What to produce: Identify the lines containing the word "this". Copy each one.

## Start

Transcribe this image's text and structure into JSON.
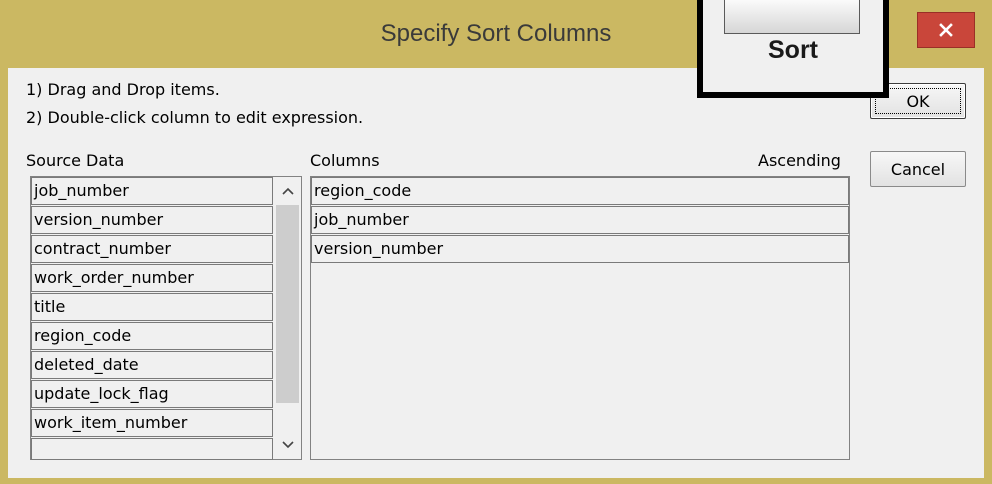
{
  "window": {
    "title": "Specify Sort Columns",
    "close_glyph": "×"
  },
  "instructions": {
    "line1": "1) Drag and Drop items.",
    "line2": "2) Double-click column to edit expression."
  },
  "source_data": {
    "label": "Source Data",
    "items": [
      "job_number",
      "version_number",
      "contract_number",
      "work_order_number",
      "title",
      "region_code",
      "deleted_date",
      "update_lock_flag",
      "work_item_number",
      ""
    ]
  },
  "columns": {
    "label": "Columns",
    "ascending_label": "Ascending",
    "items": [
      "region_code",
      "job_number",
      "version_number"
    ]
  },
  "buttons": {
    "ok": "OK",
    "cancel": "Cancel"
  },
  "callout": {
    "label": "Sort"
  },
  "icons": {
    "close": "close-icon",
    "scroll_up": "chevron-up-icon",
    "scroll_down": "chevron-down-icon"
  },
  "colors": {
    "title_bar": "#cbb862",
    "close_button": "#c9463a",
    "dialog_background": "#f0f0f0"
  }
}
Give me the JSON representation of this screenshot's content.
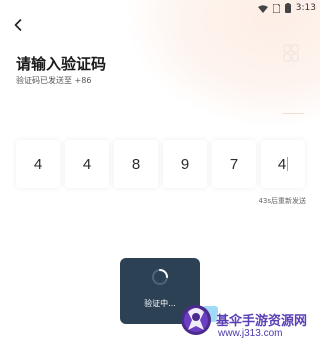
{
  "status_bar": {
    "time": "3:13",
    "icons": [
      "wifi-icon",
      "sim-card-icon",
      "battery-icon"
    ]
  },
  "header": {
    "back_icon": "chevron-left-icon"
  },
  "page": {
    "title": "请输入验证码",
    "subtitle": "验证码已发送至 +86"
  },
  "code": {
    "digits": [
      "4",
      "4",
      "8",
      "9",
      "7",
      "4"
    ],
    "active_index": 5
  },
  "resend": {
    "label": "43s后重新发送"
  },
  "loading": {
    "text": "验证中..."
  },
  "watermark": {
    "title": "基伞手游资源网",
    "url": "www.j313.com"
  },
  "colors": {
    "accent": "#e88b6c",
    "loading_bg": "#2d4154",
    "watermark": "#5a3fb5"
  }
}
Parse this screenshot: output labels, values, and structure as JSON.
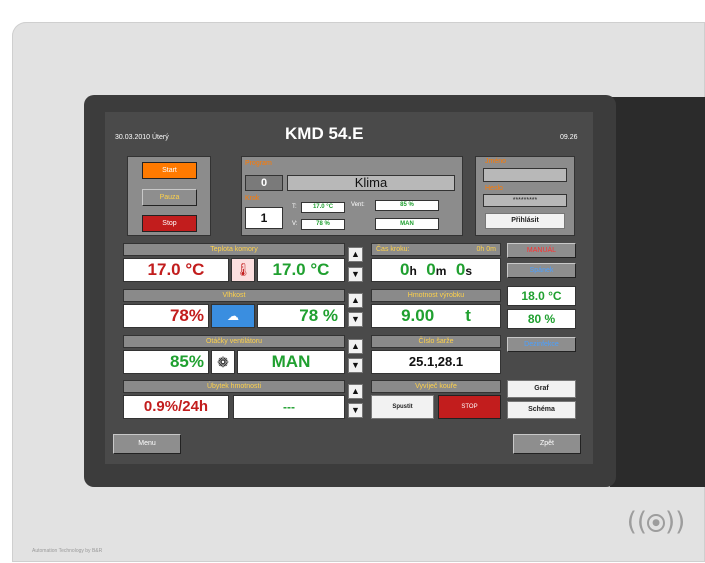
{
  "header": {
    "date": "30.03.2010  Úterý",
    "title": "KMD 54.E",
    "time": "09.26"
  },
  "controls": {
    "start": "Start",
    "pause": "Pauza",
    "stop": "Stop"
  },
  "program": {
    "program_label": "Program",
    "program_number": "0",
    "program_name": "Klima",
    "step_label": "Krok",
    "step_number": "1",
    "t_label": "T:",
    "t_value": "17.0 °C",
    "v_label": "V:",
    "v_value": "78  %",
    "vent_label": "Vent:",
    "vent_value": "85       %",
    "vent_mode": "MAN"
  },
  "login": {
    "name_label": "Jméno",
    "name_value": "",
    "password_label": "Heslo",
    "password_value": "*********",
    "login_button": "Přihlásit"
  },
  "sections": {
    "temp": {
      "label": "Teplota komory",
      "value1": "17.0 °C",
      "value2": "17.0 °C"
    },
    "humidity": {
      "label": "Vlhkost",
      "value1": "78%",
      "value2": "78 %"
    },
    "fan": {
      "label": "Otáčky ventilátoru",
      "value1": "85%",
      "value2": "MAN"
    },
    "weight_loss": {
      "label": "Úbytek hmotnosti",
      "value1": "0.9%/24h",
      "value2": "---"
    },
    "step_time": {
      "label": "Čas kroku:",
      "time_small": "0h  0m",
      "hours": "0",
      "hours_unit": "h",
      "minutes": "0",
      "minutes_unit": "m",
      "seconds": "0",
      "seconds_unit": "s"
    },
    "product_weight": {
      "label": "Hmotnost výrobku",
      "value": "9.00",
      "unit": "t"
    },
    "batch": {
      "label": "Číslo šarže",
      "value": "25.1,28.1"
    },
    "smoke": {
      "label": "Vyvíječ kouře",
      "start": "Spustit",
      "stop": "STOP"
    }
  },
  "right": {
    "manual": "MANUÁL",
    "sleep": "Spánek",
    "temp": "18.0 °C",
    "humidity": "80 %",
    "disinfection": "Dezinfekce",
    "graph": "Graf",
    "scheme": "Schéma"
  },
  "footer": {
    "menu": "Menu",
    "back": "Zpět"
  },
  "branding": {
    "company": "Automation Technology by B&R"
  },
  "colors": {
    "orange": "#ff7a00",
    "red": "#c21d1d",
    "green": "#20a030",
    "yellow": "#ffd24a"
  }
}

## End
## Start

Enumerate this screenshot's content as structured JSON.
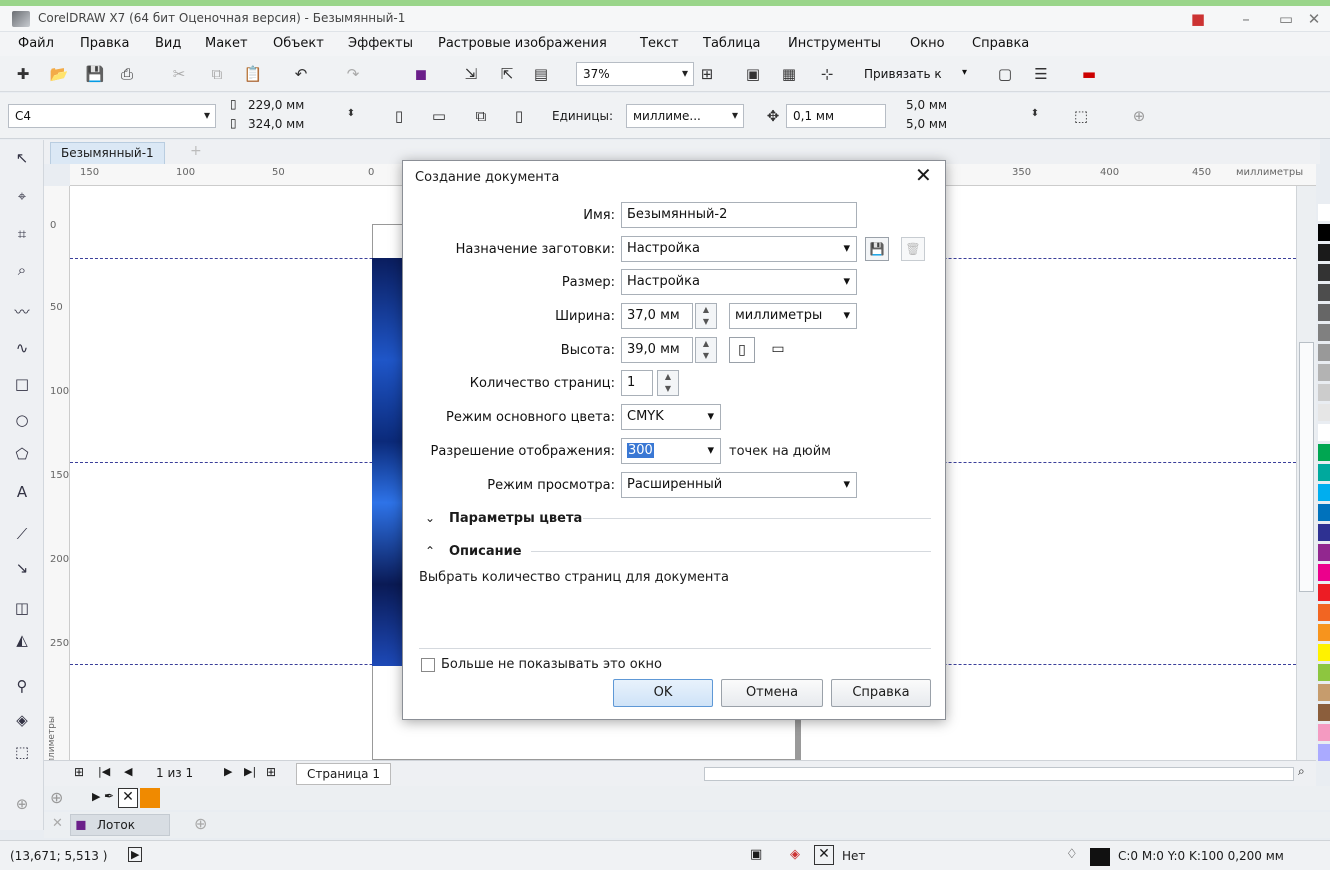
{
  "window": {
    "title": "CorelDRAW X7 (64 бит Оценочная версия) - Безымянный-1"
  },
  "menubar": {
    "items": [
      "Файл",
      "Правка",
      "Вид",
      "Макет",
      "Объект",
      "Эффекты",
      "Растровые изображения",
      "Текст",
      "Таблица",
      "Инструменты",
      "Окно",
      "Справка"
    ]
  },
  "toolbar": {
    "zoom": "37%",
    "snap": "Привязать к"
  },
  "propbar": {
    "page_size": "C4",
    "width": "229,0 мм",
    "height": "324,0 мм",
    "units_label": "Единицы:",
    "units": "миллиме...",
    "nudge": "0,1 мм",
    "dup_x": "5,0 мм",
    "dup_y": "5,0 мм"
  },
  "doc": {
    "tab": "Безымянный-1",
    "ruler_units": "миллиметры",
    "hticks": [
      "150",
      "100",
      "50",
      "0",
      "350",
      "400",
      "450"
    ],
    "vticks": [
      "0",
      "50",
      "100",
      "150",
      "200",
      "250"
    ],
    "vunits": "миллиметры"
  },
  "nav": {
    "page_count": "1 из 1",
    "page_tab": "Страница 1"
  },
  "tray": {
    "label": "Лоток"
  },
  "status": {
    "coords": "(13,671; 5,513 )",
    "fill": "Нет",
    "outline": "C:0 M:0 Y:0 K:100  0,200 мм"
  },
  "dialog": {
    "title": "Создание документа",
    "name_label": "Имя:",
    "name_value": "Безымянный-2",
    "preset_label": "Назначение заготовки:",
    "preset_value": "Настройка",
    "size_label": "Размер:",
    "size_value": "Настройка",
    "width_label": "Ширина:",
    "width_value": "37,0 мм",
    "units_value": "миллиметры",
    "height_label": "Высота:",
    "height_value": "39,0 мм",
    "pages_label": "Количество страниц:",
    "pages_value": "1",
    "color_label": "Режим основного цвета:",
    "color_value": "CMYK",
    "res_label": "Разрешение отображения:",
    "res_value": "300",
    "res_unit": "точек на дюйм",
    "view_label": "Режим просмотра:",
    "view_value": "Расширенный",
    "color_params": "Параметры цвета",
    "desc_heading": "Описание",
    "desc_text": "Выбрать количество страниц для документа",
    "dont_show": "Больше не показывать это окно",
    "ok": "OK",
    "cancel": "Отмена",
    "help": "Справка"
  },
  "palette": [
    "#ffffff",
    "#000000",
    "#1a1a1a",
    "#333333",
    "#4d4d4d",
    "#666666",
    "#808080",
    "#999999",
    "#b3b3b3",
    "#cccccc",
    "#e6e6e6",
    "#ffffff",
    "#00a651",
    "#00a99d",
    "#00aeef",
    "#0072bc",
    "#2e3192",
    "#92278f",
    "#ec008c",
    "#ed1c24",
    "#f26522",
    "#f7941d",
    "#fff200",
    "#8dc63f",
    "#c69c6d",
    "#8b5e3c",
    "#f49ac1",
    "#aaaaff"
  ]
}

## End

Answer:
Transcribe this image's text and structure into JSON.
Give me the JSON representation of this screenshot's content.
Parse this screenshot: output labels, values, and structure as JSON.
Enumerate this screenshot's content as structured JSON.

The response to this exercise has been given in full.